Extract each line of the records below that contains the word "xlabel".

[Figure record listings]

--------

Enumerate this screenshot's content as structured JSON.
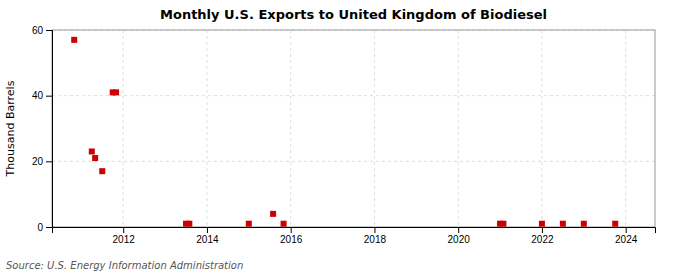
{
  "chart_data": {
    "type": "scatter",
    "title": "Monthly U.S. Exports to United Kingdom of Biodiesel",
    "ylabel": "Thousand Barrels",
    "annotations": [
      "Source: U.S. Energy Information Administration"
    ],
    "color": "#cc0000",
    "marker": "square",
    "x": [
      2010.83,
      2011.25,
      2011.33,
      2011.5,
      2011.75,
      2011.83,
      2013.5,
      2013.58,
      2015.0,
      2015.58,
      2015.83,
      2021.0,
      2021.08,
      2022.0,
      2022.5,
      2023.0,
      2023.75
    ],
    "values": [
      57,
      23,
      21,
      17,
      41,
      41,
      1,
      1,
      1,
      4,
      1,
      1,
      1,
      1,
      1,
      1,
      1
    ],
    "xlim": [
      2010.3,
      2024.7
    ],
    "ylim": [
      0,
      60
    ],
    "xticks": [
      2012,
      2014,
      2016,
      2018,
      2020,
      2022,
      2024
    ],
    "yticks": [
      0,
      20,
      40,
      60
    ],
    "grid": true
  }
}
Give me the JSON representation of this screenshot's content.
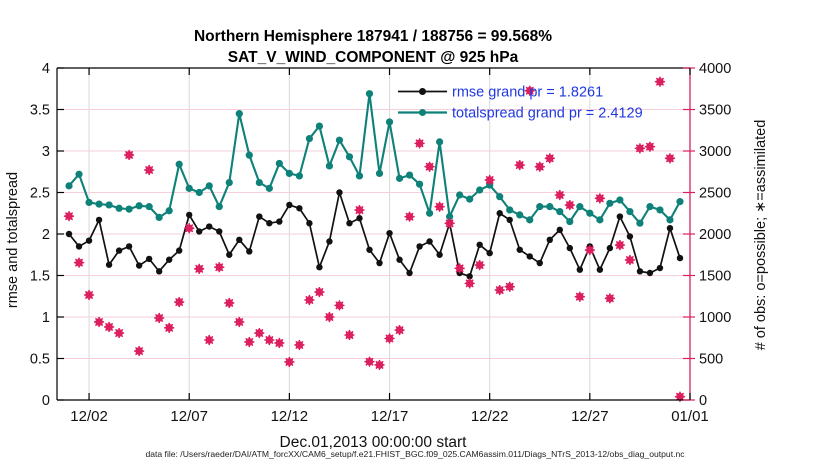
{
  "figure": {
    "title_line1": "Northern Hemisphere 187941 / 188756 = 99.568%",
    "title_line2": "SAT_V_WIND_COMPONENT @ 925 hPa",
    "footer": "data file: /Users/raeder/DAI/ATM_forcXX/CAM6_setup/f.e21.FHIST_BGC.f09_025.CAM6assim.011/Diags_NTrS_2013-12/obs_diag_output.nc"
  },
  "colors": {
    "rmse_line": "#111111",
    "spread_line": "#0e8179",
    "obs_pink": "#dc1e5e",
    "legend_text": "#2038e0",
    "grid_horizontal": "#f6cfda",
    "grid_vertical": "#d9d9d9",
    "spine_black": "#000000",
    "spine_right": "#dc1e5e"
  },
  "chart_data": {
    "type": "line",
    "title": "Northern Hemisphere 187941 / 188756 = 99.568% — SAT_V_WIND_COMPONENT @ 925 hPa",
    "xlabel": "Dec.01,2013 00:00:00 start",
    "ylabel_left": "rmse and totalspread",
    "ylabel_right": "# of obs: o=possible; ∗=assimilated",
    "x_range": [
      -0.6,
      31.0
    ],
    "y_left": {
      "min": 0,
      "max": 4,
      "step": 0.5
    },
    "y_right": {
      "min": 0,
      "max": 4000,
      "step": 500
    },
    "x_ticks": [
      {
        "d": 1,
        "label": "12/02"
      },
      {
        "d": 6,
        "label": "12/07"
      },
      {
        "d": 11,
        "label": "12/12"
      },
      {
        "d": 16,
        "label": "12/17"
      },
      {
        "d": 21,
        "label": "12/22"
      },
      {
        "d": 26,
        "label": "12/27"
      },
      {
        "d": 31,
        "label": "01/01"
      }
    ],
    "x_days": [
      0,
      0.5,
      1,
      1.5,
      2,
      2.5,
      3,
      3.5,
      4,
      4.5,
      5,
      5.5,
      6,
      6.5,
      7,
      7.5,
      8,
      8.5,
      9,
      9.5,
      10,
      10.5,
      11,
      11.5,
      12,
      12.5,
      13,
      13.5,
      14,
      14.5,
      15,
      15.5,
      16,
      16.5,
      17,
      17.5,
      18,
      18.5,
      19,
      19.5,
      20,
      20.5,
      21,
      21.5,
      22,
      22.5,
      23,
      23.5,
      24,
      24.5,
      25,
      25.5,
      26,
      26.5,
      27,
      27.5,
      28,
      28.5,
      29,
      29.5,
      30,
      30.5
    ],
    "series": [
      {
        "name": "rmse grand pr = 1.8261",
        "axis": "left",
        "marker": "filled-circle",
        "values": [
          2.0,
          1.85,
          1.92,
          2.17,
          1.63,
          1.8,
          1.85,
          1.62,
          1.7,
          1.55,
          1.69,
          1.8,
          2.23,
          2.03,
          2.09,
          2.03,
          1.75,
          1.93,
          1.79,
          2.21,
          2.13,
          2.15,
          2.35,
          2.31,
          2.13,
          1.6,
          1.91,
          2.5,
          2.13,
          2.19,
          1.81,
          1.65,
          2.01,
          1.69,
          1.53,
          1.85,
          1.91,
          1.75,
          2.13,
          1.53,
          1.49,
          1.87,
          1.77,
          2.25,
          2.17,
          1.81,
          1.73,
          1.65,
          1.93,
          2.05,
          1.83,
          1.57,
          1.85,
          1.57,
          1.83,
          2.21,
          1.97,
          1.55,
          1.53,
          1.59,
          2.07,
          1.71
        ]
      },
      {
        "name": "totalspread grand pr = 2.4129",
        "axis": "left",
        "marker": "filled-circle",
        "values": [
          2.58,
          2.72,
          2.38,
          2.36,
          2.35,
          2.31,
          2.3,
          2.34,
          2.33,
          2.2,
          2.28,
          2.84,
          2.55,
          2.5,
          2.58,
          2.33,
          2.62,
          3.45,
          2.95,
          2.62,
          2.55,
          2.85,
          2.73,
          2.7,
          3.15,
          3.3,
          2.82,
          3.13,
          2.93,
          2.7,
          3.69,
          2.73,
          3.35,
          2.67,
          2.71,
          2.6,
          2.25,
          3.11,
          2.21,
          2.47,
          2.42,
          2.53,
          2.59,
          2.45,
          2.29,
          2.23,
          2.17,
          2.33,
          2.33,
          2.27,
          2.15,
          2.33,
          2.25,
          2.17,
          2.37,
          2.41,
          2.27,
          2.13,
          2.33,
          2.29,
          2.17,
          2.39
        ]
      },
      {
        "name": "observation count (o=possible, ∗=assimilated)",
        "axis": "right",
        "marker": "circle-plus-asterisk",
        "values": [
          2215,
          1655,
          1265,
          940,
          880,
          807,
          2952,
          590,
          2771,
          988,
          870,
          1180,
          2070,
          1580,
          723,
          1600,
          1169,
          940,
          699,
          807,
          723,
          687,
          458,
          663,
          1205,
          1301,
          1000,
          1140,
          783,
          2289,
          462,
          423,
          742,
          843,
          2209,
          3092,
          2811,
          2329,
          2129,
          1586,
          1405,
          1626,
          2651,
          1325,
          1365,
          2831,
          3727,
          2811,
          2912,
          2470,
          2349,
          1245,
          1807,
          2430,
          1225,
          1867,
          1687,
          3032,
          3052,
          3835,
          2912,
          40
        ]
      }
    ],
    "legend": {
      "position": "top-center-inside",
      "border": "none"
    }
  }
}
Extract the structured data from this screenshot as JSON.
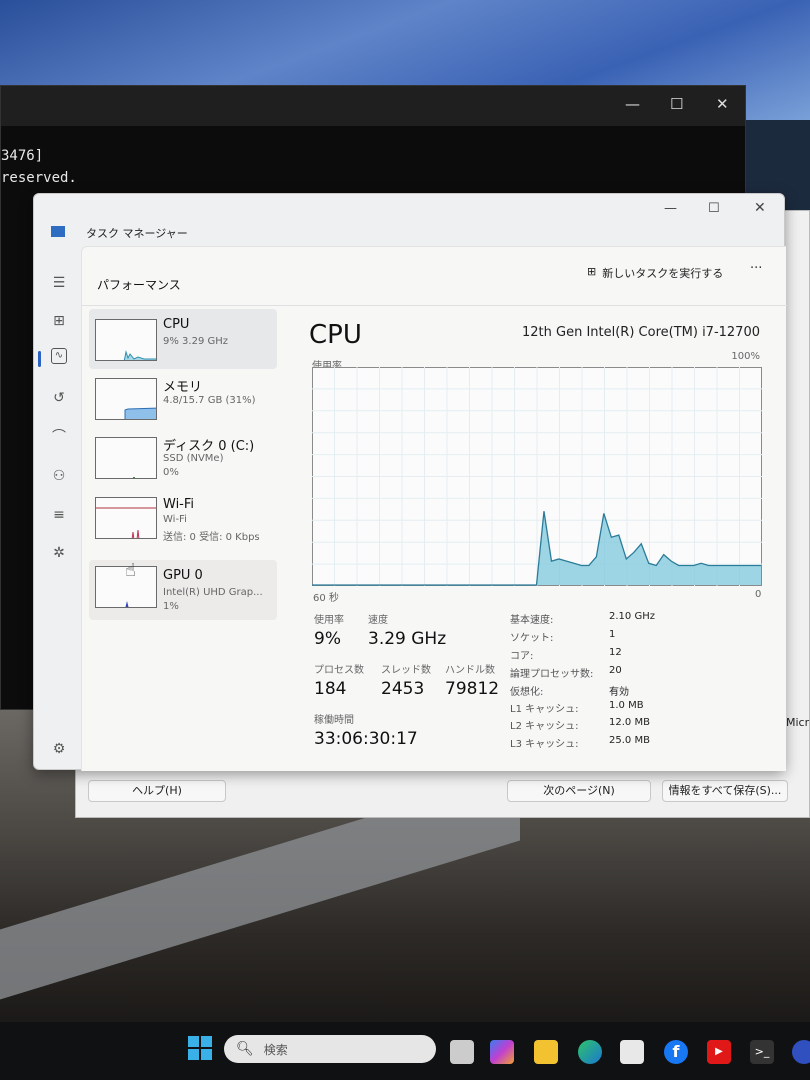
{
  "terminal": {
    "lines": [
      "3476]",
      "reserved."
    ],
    "controls": {
      "minimize": "—",
      "maximize": "☐",
      "close": "✕"
    }
  },
  "behind_dialog": {
    "edge_text": "Micr",
    "buttons": {
      "help": "ヘルプ(H)",
      "next": "次のページ(N)",
      "save_all": "情報をすべて保存(S)..."
    }
  },
  "window": {
    "title": "タスク マネージャー",
    "controls": {
      "minimize": "—",
      "maximize": "☐",
      "close": "✕"
    }
  },
  "nav": {
    "items": [
      "hamburger-icon",
      "processes-icon",
      "performance-icon",
      "app-history-icon",
      "startup-icon",
      "users-icon",
      "details-icon",
      "services-icon"
    ],
    "active": "performance-icon",
    "settings": "gear-icon"
  },
  "header": {
    "title": "パフォーマンス",
    "run_task": "新しいタスクを実行する",
    "more": "···"
  },
  "devices": [
    {
      "name": "CPU",
      "sub1": "9%  3.29 GHz",
      "sub2": ""
    },
    {
      "name": "メモリ",
      "sub1": "4.8/15.7 GB (31%)",
      "sub2": ""
    },
    {
      "name": "ディスク 0 (C:)",
      "sub1": "SSD (NVMe)",
      "sub2": "0%"
    },
    {
      "name": "Wi-Fi",
      "sub1": "Wi-Fi",
      "sub2": "送信: 0 受信: 0 Kbps"
    },
    {
      "name": "GPU 0",
      "sub1": "Intel(R) UHD Grap...",
      "sub2": "1%"
    }
  ],
  "detail": {
    "title": "CPU",
    "model": "12th Gen Intel(R) Core(TM) i7-12700",
    "graph_label": "使用率",
    "graph_max": "100%",
    "graph_time": "60 秒",
    "graph_min": "0",
    "usage_label": "使用率",
    "usage": "9%",
    "speed_label": "速度",
    "speed": "3.29 GHz",
    "proc_label": "プロセス数",
    "proc": "184",
    "thread_label": "スレッド数",
    "thread": "2453",
    "handle_label": "ハンドル数",
    "handle": "79812",
    "uptime_label": "稼働時間",
    "uptime": "33:06:30:17",
    "specs": [
      {
        "k": "基本速度:",
        "v": "2.10 GHz"
      },
      {
        "k": "ソケット:",
        "v": "1"
      },
      {
        "k": "コア:",
        "v": "12"
      },
      {
        "k": "論理プロセッサ数:",
        "v": "20"
      },
      {
        "k": "仮想化:",
        "v": "有効"
      },
      {
        "k": "L1 キャッシュ:",
        "v": "1.0 MB"
      },
      {
        "k": "L2 キャッシュ:",
        "v": "12.0 MB"
      },
      {
        "k": "L3 キャッシュ:",
        "v": "25.0 MB"
      }
    ]
  },
  "chart_data": {
    "type": "area",
    "xlabel": "60 秒",
    "ylim": [
      0,
      100
    ],
    "y_max_label": "100%",
    "color": "#7fc8dc",
    "values": [
      0,
      0,
      0,
      0,
      0,
      0,
      0,
      0,
      0,
      0,
      0,
      0,
      0,
      0,
      0,
      0,
      0,
      0,
      0,
      0,
      0,
      0,
      0,
      0,
      0,
      0,
      0,
      0,
      0,
      0,
      0,
      34,
      11,
      12,
      11,
      10,
      9,
      9,
      13,
      33,
      22,
      23,
      12,
      15,
      19,
      10,
      9,
      14,
      11,
      9,
      9,
      9,
      10,
      9,
      9,
      9,
      9,
      9,
      9,
      9,
      9
    ]
  },
  "taskbar": {
    "search_placeholder": "検索",
    "apps": [
      "start-icon",
      "task-view-icon",
      "copilot-icon",
      "file-explorer-icon",
      "edge-icon",
      "store-icon",
      "facebook-icon",
      "youtube-icon",
      "terminal-icon",
      "app-icon"
    ]
  }
}
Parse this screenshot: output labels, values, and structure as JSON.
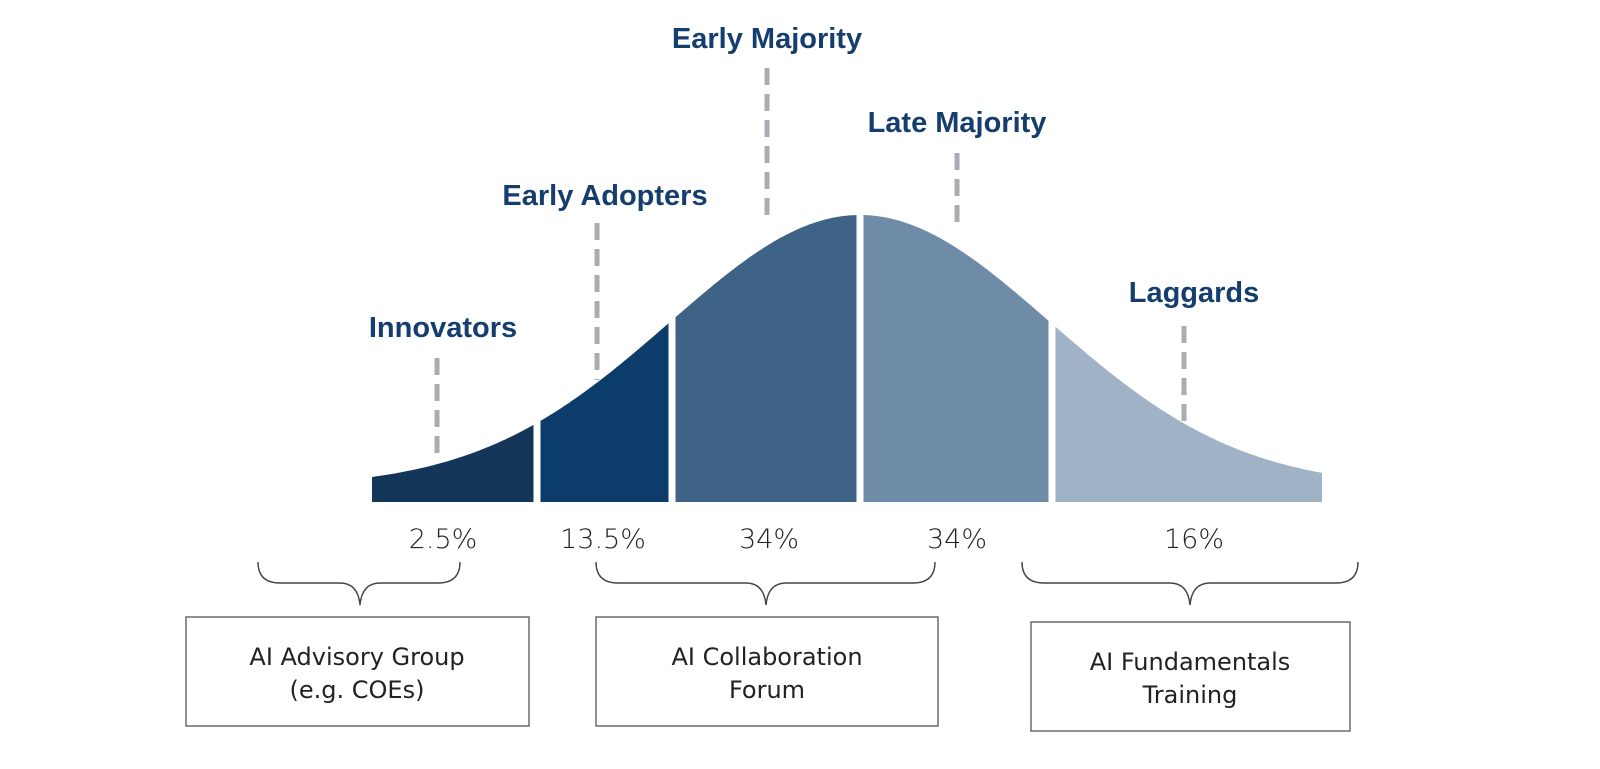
{
  "segments": [
    {
      "category": "Innovators",
      "percent": "2.5%",
      "color": "#133659"
    },
    {
      "category": "Early Adopters",
      "percent": "13.5%",
      "color": "#0b3c6a"
    },
    {
      "category": "Early Majority",
      "percent": "34%",
      "color": "#3e6387"
    },
    {
      "category": "Late Majority",
      "percent": "34%",
      "color": "#6e8ca8"
    },
    {
      "category": "Laggards",
      "percent": "16%",
      "color": "#9fb2c6"
    }
  ],
  "groups": [
    {
      "line1": "AI Advisory Group",
      "line2": "(e.g. COEs)"
    },
    {
      "line1": "AI Collaboration",
      "line2": "Forum"
    },
    {
      "line1": "AI Fundamentals",
      "line2": "Training"
    }
  ]
}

--------

Response -
    "xlabel": "Dec.01,2013 00:00:00 start",
    "xlabel": "60 秒",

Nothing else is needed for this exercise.